## RECORDS
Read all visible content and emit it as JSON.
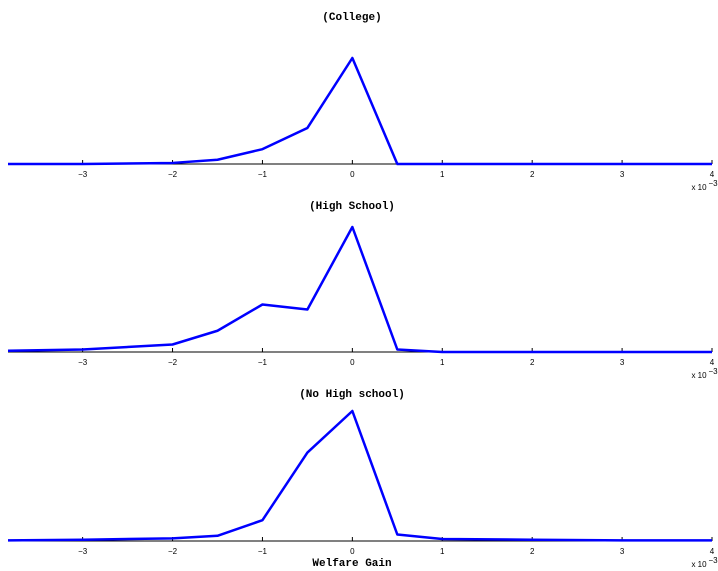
{
  "chart_data": [
    {
      "type": "line",
      "title": "(College)",
      "x": [
        -3.83,
        -3,
        -2,
        -1.5,
        -1,
        -0.5,
        0,
        0.5,
        1,
        2,
        3,
        4
      ],
      "series": [
        {
          "color": "#0000ff",
          "values": [
            0,
            0,
            0.01,
            0.04,
            0.14,
            0.34,
            1,
            0,
            0,
            0,
            0,
            0
          ]
        }
      ],
      "xlim": [
        -3.83,
        4
      ],
      "ylim": [
        0,
        1
      ],
      "xticks": [
        {
          "value": -3,
          "label": "−3"
        },
        {
          "value": -2,
          "label": "−2"
        },
        {
          "value": -1,
          "label": "−1"
        },
        0,
        1,
        2,
        3,
        4
      ],
      "x_multiplier": {
        "base": "x 10",
        "exponent": "−3"
      }
    },
    {
      "type": "line",
      "title": "(High School)",
      "x": [
        -3.83,
        -3,
        -2,
        -1.5,
        -1,
        -0.5,
        0,
        0.5,
        1,
        2,
        3,
        4
      ],
      "series": [
        {
          "color": "#0000ff",
          "values": [
            0.01,
            0.02,
            0.06,
            0.17,
            0.38,
            0.34,
            1,
            0.02,
            0,
            0,
            0,
            0
          ]
        }
      ],
      "xlim": [
        -3.83,
        4
      ],
      "ylim": [
        0,
        1
      ],
      "xticks": [
        {
          "value": -3,
          "label": "−3"
        },
        {
          "value": -2,
          "label": "−2"
        },
        {
          "value": -1,
          "label": "−1"
        },
        0,
        1,
        2,
        3,
        4
      ],
      "x_multiplier": {
        "base": "x 10",
        "exponent": "−3"
      }
    },
    {
      "type": "line",
      "title": "(No High school)",
      "xlabel": "Welfare Gain",
      "x": [
        -3.83,
        -3,
        -2,
        -1.5,
        -1,
        -0.5,
        0,
        0.5,
        1,
        2,
        3,
        4
      ],
      "series": [
        {
          "color": "#0000ff",
          "values": [
            0.005,
            0.01,
            0.02,
            0.04,
            0.16,
            0.68,
            1,
            0.05,
            0.015,
            0.01,
            0.005,
            0.005
          ]
        }
      ],
      "xlim": [
        -3.83,
        4
      ],
      "ylim": [
        0,
        1
      ],
      "xticks": [
        {
          "value": -3,
          "label": "−3"
        },
        {
          "value": -2,
          "label": "−2"
        },
        {
          "value": -1,
          "label": "−1"
        },
        0,
        1,
        2,
        3,
        4
      ],
      "x_multiplier": {
        "base": "x 10",
        "exponent": "−3"
      }
    }
  ]
}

## SET EXERCISE
Print out every entry above without changing a word, and leave out the pictures.

## TASK SOLUTION
Read all visible content and emit it as JSON.
{
  "chart_data": [
    {
      "type": "line",
      "title": "(College)",
      "x": [
        -3.83,
        -3,
        -2,
        -1.5,
        -1,
        -0.5,
        0,
        0.5,
        1,
        2,
        3,
        4
      ],
      "series": [
        {
          "color": "#0000ff",
          "values": [
            0,
            0,
            0.01,
            0.04,
            0.14,
            0.34,
            1,
            0,
            0,
            0,
            0,
            0
          ]
        }
      ],
      "xlim": [
        -3.83,
        4
      ],
      "ylim": [
        0,
        1
      ],
      "xticks": [
        {
          "value": -3,
          "label": "−3"
        },
        {
          "value": -2,
          "label": "−2"
        },
        {
          "value": -1,
          "label": "−1"
        },
        0,
        1,
        2,
        3,
        4
      ],
      "x_multiplier": {
        "base": "x 10",
        "exponent": "−3"
      }
    },
    {
      "type": "line",
      "title": "(High School)",
      "x": [
        -3.83,
        -3,
        -2,
        -1.5,
        -1,
        -0.5,
        0,
        0.5,
        1,
        2,
        3,
        4
      ],
      "series": [
        {
          "color": "#0000ff",
          "values": [
            0.01,
            0.02,
            0.06,
            0.17,
            0.38,
            0.34,
            1,
            0.02,
            0,
            0,
            0,
            0
          ]
        }
      ],
      "xlim": [
        -3.83,
        4
      ],
      "ylim": [
        0,
        1
      ],
      "xticks": [
        {
          "value": -3,
          "label": "−3"
        },
        {
          "value": -2,
          "label": "−2"
        },
        {
          "value": -1,
          "label": "−1"
        },
        0,
        1,
        2,
        3,
        4
      ],
      "x_multiplier": {
        "base": "x 10",
        "exponent": "−3"
      }
    },
    {
      "type": "line",
      "title": "(No High school)",
      "xlabel": "Welfare Gain",
      "x": [
        -3.83,
        -3,
        -2,
        -1.5,
        -1,
        -0.5,
        0,
        0.5,
        1,
        2,
        3,
        4
      ],
      "series": [
        {
          "color": "#0000ff",
          "values": [
            0.005,
            0.01,
            0.02,
            0.04,
            0.16,
            0.68,
            1,
            0.05,
            0.015,
            0.01,
            0.005,
            0.005
          ]
        }
      ],
      "xlim": [
        -3.83,
        4
      ],
      "ylim": [
        0,
        1
      ],
      "xticks": [
        {
          "value": -3,
          "label": "−3"
        },
        {
          "value": -2,
          "label": "−2"
        },
        {
          "value": -1,
          "label": "−1"
        },
        0,
        1,
        2,
        3,
        4
      ],
      "x_multiplier": {
        "base": "x 10",
        "exponent": "−3"
      }
    }
  ]
}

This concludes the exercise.